▸ **REQUIREMENT**: Wherever the word "Nature" appears in a line, extract that line.

Lines of data:
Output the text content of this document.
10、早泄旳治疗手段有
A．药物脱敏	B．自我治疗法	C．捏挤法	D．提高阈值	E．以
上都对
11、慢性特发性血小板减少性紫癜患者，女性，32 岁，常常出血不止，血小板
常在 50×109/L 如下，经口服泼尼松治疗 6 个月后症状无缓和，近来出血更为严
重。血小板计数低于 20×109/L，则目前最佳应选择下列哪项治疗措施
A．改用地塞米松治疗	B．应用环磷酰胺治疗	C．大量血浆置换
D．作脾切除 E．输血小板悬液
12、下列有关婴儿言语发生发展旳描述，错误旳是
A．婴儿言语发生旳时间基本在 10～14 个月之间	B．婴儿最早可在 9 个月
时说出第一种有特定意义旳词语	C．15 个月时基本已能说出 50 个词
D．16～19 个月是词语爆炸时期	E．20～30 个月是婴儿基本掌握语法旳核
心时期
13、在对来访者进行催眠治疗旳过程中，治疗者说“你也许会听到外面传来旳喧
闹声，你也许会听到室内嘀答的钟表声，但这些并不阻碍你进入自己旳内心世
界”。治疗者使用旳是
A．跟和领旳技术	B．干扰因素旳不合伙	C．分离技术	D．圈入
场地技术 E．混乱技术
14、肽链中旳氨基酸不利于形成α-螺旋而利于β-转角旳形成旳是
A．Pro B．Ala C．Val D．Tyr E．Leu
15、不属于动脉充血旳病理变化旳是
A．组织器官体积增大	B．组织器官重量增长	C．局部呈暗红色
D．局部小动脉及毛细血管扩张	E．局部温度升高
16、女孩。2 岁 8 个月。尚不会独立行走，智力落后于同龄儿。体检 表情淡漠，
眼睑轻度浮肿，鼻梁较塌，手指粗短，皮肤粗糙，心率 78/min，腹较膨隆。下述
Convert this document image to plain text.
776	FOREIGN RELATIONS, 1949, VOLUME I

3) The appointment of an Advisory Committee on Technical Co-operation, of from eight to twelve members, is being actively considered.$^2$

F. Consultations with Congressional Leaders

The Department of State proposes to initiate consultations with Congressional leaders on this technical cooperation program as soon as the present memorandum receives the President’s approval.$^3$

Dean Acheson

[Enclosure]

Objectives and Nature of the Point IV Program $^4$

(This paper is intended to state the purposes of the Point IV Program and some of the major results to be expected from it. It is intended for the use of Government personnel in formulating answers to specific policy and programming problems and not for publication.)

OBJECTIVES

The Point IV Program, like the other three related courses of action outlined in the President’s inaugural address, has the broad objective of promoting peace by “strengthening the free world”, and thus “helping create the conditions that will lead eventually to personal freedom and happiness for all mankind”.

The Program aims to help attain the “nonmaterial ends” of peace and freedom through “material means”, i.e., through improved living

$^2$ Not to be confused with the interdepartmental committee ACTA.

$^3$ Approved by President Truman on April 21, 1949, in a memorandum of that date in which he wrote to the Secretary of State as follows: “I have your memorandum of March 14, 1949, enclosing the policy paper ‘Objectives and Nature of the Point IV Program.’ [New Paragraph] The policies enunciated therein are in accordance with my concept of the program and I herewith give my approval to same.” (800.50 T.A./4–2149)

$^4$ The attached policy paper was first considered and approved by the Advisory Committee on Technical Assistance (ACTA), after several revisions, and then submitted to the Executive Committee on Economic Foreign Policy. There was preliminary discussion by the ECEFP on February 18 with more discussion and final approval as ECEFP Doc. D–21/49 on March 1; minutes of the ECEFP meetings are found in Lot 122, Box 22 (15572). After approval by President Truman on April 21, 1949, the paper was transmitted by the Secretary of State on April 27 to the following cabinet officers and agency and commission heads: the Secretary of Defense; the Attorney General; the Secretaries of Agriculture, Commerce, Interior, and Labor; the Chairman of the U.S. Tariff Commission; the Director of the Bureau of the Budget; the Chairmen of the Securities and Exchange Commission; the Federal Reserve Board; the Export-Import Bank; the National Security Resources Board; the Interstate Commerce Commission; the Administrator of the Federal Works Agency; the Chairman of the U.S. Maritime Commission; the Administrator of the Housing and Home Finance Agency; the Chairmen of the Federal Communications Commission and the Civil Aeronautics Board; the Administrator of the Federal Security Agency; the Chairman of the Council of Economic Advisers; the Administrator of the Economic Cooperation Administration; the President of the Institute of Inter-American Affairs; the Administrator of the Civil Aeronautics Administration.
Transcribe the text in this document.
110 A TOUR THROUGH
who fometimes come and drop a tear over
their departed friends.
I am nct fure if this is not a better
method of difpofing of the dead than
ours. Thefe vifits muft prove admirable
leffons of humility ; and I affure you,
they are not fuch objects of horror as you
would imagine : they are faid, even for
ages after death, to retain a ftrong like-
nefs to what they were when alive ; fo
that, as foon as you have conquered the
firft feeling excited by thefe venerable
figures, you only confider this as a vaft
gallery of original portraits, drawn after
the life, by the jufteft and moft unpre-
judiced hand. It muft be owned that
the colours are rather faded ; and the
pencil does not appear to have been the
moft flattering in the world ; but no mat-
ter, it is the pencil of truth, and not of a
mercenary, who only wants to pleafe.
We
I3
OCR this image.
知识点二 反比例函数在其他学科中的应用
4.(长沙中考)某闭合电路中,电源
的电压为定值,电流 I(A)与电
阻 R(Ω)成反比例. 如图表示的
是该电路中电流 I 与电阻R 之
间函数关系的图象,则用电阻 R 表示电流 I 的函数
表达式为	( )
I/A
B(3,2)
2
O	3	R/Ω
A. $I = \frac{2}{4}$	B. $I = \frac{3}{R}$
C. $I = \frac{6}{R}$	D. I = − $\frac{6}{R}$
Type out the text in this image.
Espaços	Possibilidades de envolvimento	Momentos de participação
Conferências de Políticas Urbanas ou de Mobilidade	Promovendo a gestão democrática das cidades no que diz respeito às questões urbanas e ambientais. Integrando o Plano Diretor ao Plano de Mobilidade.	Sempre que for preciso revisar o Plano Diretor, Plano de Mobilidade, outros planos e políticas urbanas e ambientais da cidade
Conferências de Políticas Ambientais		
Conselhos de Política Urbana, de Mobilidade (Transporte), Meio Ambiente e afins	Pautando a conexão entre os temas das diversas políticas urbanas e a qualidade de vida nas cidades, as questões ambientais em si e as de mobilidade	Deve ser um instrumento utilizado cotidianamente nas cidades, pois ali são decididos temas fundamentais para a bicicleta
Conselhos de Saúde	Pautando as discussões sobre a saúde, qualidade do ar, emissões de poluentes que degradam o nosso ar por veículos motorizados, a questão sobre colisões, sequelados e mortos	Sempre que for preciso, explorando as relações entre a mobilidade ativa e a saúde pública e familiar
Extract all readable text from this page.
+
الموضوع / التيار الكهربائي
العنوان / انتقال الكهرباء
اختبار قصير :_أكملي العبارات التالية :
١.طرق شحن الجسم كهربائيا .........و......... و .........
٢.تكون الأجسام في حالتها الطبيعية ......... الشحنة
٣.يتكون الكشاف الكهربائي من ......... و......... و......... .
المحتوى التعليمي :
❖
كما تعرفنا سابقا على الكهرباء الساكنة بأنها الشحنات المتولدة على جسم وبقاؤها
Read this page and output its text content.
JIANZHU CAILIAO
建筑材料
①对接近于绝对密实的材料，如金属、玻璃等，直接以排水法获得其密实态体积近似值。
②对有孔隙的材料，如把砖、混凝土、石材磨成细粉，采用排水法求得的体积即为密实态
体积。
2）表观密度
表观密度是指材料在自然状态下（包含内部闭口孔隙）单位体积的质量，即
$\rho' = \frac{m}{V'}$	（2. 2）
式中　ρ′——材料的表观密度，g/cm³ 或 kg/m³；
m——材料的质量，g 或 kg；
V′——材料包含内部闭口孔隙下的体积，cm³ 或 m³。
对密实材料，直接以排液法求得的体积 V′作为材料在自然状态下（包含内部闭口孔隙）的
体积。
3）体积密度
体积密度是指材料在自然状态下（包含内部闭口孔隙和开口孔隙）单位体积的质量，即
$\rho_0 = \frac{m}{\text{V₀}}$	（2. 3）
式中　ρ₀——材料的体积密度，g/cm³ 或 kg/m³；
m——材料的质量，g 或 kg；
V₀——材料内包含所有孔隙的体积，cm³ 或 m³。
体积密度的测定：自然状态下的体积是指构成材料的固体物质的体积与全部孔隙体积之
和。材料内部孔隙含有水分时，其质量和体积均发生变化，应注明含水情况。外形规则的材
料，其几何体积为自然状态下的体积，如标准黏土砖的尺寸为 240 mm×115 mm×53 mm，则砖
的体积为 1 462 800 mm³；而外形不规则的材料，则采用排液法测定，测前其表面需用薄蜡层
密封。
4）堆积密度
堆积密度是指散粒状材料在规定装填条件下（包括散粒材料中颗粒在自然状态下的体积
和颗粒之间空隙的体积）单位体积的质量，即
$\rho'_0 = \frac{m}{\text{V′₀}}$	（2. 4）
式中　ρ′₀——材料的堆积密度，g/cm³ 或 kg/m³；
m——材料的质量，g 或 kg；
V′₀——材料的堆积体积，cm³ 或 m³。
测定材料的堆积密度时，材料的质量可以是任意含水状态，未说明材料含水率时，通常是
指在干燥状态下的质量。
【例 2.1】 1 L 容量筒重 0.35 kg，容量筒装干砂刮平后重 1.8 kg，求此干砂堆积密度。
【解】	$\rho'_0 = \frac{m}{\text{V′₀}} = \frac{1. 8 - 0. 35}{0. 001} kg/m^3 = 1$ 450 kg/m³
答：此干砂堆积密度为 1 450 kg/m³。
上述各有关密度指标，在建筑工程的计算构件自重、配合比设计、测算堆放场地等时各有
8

▸ **SOLUTION TO THIS EXERCISE**:
Objectives and Nature of the Point IV Program $^4$
$^3$ Approved by President Truman on April 21, 1949, in a memorandum of that date in which he wrote to the Secretary of State as follows: “I have your memorandum of March 14, 1949, enclosing the policy paper ‘Objectives and Nature of the Point IV Program.’ [New Paragraph] The policies enunciated therein are in accordance with my concept of the program and I herewith give my approval to same.” (800.50 T.A./4–2149)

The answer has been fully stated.